■ Records provided:
##########

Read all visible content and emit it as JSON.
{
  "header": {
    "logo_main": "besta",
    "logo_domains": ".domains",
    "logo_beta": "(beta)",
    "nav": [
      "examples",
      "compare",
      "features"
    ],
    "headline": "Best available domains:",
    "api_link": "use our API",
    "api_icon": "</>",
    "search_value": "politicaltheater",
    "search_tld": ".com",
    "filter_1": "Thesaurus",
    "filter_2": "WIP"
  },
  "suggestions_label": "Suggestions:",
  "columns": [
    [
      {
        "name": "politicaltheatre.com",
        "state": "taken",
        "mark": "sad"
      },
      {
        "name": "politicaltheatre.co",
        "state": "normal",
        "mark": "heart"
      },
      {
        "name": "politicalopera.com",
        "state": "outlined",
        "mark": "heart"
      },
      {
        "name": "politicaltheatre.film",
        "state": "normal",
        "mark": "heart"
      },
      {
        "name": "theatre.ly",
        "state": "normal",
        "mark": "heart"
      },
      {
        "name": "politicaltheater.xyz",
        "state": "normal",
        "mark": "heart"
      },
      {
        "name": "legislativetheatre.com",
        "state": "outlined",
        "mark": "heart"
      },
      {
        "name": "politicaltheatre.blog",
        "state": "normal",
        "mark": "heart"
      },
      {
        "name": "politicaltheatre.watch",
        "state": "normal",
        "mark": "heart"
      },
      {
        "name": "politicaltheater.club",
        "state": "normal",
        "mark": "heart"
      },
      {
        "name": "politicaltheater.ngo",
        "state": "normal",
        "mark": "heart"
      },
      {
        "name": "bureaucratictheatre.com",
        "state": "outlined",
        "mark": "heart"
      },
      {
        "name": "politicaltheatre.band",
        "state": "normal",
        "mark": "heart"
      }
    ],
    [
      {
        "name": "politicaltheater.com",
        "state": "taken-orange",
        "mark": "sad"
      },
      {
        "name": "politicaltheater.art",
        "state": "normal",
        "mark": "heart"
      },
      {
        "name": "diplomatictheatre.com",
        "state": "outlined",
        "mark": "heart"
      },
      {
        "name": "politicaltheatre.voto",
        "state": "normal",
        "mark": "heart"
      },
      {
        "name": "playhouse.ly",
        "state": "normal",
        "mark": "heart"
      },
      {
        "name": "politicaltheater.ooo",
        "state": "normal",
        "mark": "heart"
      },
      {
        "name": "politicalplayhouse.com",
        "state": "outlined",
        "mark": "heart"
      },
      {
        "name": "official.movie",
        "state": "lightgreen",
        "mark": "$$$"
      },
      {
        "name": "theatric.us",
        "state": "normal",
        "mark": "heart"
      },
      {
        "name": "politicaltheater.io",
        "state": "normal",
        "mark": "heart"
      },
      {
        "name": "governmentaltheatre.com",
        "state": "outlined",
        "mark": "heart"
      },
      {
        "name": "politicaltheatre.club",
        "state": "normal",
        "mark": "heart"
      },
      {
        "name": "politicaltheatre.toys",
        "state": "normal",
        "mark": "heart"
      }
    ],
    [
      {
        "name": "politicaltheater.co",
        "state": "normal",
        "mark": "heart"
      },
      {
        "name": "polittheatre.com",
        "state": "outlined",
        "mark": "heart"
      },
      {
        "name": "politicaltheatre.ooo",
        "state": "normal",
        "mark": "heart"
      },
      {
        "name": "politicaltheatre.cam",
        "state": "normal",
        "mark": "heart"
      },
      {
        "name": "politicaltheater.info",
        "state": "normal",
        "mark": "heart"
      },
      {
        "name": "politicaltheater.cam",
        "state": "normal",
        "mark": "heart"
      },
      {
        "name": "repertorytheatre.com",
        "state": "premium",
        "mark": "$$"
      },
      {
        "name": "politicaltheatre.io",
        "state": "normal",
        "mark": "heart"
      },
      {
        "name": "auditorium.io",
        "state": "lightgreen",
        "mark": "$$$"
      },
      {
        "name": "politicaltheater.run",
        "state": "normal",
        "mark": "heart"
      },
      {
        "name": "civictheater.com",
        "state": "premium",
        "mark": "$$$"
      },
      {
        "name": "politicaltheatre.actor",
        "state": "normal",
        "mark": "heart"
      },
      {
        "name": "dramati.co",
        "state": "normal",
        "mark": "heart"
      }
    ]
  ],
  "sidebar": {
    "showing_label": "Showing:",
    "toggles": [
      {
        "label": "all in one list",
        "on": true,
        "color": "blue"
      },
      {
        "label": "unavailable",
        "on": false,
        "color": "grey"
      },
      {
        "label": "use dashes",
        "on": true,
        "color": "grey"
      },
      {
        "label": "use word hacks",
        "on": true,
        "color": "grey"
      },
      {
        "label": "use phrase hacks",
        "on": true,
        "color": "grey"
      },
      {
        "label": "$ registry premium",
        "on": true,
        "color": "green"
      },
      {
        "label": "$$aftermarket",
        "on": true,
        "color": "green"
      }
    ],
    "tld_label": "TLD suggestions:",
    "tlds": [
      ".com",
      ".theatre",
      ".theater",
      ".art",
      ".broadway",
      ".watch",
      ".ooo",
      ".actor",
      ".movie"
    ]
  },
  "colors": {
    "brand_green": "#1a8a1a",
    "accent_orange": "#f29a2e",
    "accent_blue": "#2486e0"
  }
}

##########

■ Work to complete: Copy all of the data. Keep every word exactly as it is.

■ Result:
Read all visible content and emit it as JSON.
{
  "header": {
    "logo_main": "besta",
    "logo_domains": ".domains",
    "logo_beta": "(beta)",
    "nav": [
      "examples",
      "compare",
      "features"
    ],
    "headline": "Best available domains:",
    "api_link": "use our API",
    "api_icon": "</>",
    "search_value": "politicaltheater",
    "search_tld": ".com",
    "filter_1": "Thesaurus",
    "filter_2": "WIP"
  },
  "suggestions_label": "Suggestions:",
  "columns": [
    [
      {
        "name": "politicaltheatre.com",
        "state": "taken",
        "mark": "sad"
      },
      {
        "name": "politicaltheatre.co",
        "state": "normal",
        "mark": "heart"
      },
      {
        "name": "politicalopera.com",
        "state": "outlined",
        "mark": "heart"
      },
      {
        "name": "politicaltheatre.film",
        "state": "normal",
        "mark": "heart"
      },
      {
        "name": "theatre.ly",
        "state": "normal",
        "mark": "heart"
      },
      {
        "name": "politicaltheater.xyz",
        "state": "normal",
        "mark": "heart"
      },
      {
        "name": "legislativetheatre.com",
        "state": "outlined",
        "mark": "heart"
      },
      {
        "name": "politicaltheatre.blog",
        "state": "normal",
        "mark": "heart"
      },
      {
        "name": "politicaltheatre.watch",
        "state": "normal",
        "mark": "heart"
      },
      {
        "name": "politicaltheater.club",
        "state": "normal",
        "mark": "heart"
      },
      {
        "name": "politicaltheater.ngo",
        "state": "normal",
        "mark": "heart"
      },
      {
        "name": "bureaucratictheatre.com",
        "state": "outlined",
        "mark": "heart"
      },
      {
        "name": "politicaltheatre.band",
        "state": "normal",
        "mark": "heart"
      }
    ],
    [
      {
        "name": "politicaltheater.com",
        "state": "taken-orange",
        "mark": "sad"
      },
      {
        "name": "politicaltheater.art",
        "state": "normal",
        "mark": "heart"
      },
      {
        "name": "diplomatictheatre.com",
        "state": "outlined",
        "mark": "heart"
      },
      {
        "name": "politicaltheatre.voto",
        "state": "normal",
        "mark": "heart"
      },
      {
        "name": "playhouse.ly",
        "state": "normal",
        "mark": "heart"
      },
      {
        "name": "politicaltheater.ooo",
        "state": "normal",
        "mark": "heart"
      },
      {
        "name": "politicalplayhouse.com",
        "state": "outlined",
        "mark": "heart"
      },
      {
        "name": "official.movie",
        "state": "lightgreen",
        "mark": "$$$"
      },
      {
        "name": "theatric.us",
        "state": "normal",
        "mark": "heart"
      },
      {
        "name": "politicaltheater.io",
        "state": "normal",
        "mark": "heart"
      },
      {
        "name": "governmentaltheatre.com",
        "state": "outlined",
        "mark": "heart"
      },
      {
        "name": "politicaltheatre.club",
        "state": "normal",
        "mark": "heart"
      },
      {
        "name": "politicaltheatre.toys",
        "state": "normal",
        "mark": "heart"
      }
    ],
    [
      {
        "name": "politicaltheater.co",
        "state": "normal",
        "mark": "heart"
      },
      {
        "name": "polittheatre.com",
        "state": "outlined",
        "mark": "heart"
      },
      {
        "name": "politicaltheatre.ooo",
        "state": "normal",
        "mark": "heart"
      },
      {
        "name": "politicaltheatre.cam",
        "state": "normal",
        "mark": "heart"
      },
      {
        "name": "politicaltheater.info",
        "state": "normal",
        "mark": "heart"
      },
      {
        "name": "politicaltheater.cam",
        "state": "normal",
        "mark": "heart"
      },
      {
        "name": "repertorytheatre.com",
        "state": "premium",
        "mark": "$$"
      },
      {
        "name": "politicaltheatre.io",
        "state": "normal",
        "mark": "heart"
      },
      {
        "name": "auditorium.io",
        "state": "lightgreen",
        "mark": "$$$"
      },
      {
        "name": "politicaltheater.run",
        "state": "normal",
        "mark": "heart"
      },
      {
        "name": "civictheater.com",
        "state": "premium",
        "mark": "$$$"
      },
      {
        "name": "politicaltheatre.actor",
        "state": "normal",
        "mark": "heart"
      },
      {
        "name": "dramati.co",
        "state": "normal",
        "mark": "heart"
      }
    ]
  ],
  "sidebar": {
    "showing_label": "Showing:",
    "toggles": [
      {
        "label": "all in one list",
        "on": true,
        "color": "blue"
      },
      {
        "label": "unavailable",
        "on": false,
        "color": "grey"
      },
      {
        "label": "use dashes",
        "on": true,
        "color": "grey"
      },
      {
        "label": "use word hacks",
        "on": true,
        "color": "grey"
      },
      {
        "label": "use phrase hacks",
        "on": true,
        "color": "grey"
      },
      {
        "label": "$ registry premium",
        "on": true,
        "color": "green"
      },
      {
        "label": "$$aftermarket",
        "on": true,
        "color": "green"
      }
    ],
    "tld_label": "TLD suggestions:",
    "tlds": [
      ".com",
      ".theatre",
      ".theater",
      ".art",
      ".broadway",
      ".watch",
      ".ooo",
      ".actor",
      ".movie"
    ]
  },
  "colors": {
    "brand_green": "#1a8a1a",
    "accent_orange": "#f29a2e",
    "accent_blue": "#2486e0"
  }
}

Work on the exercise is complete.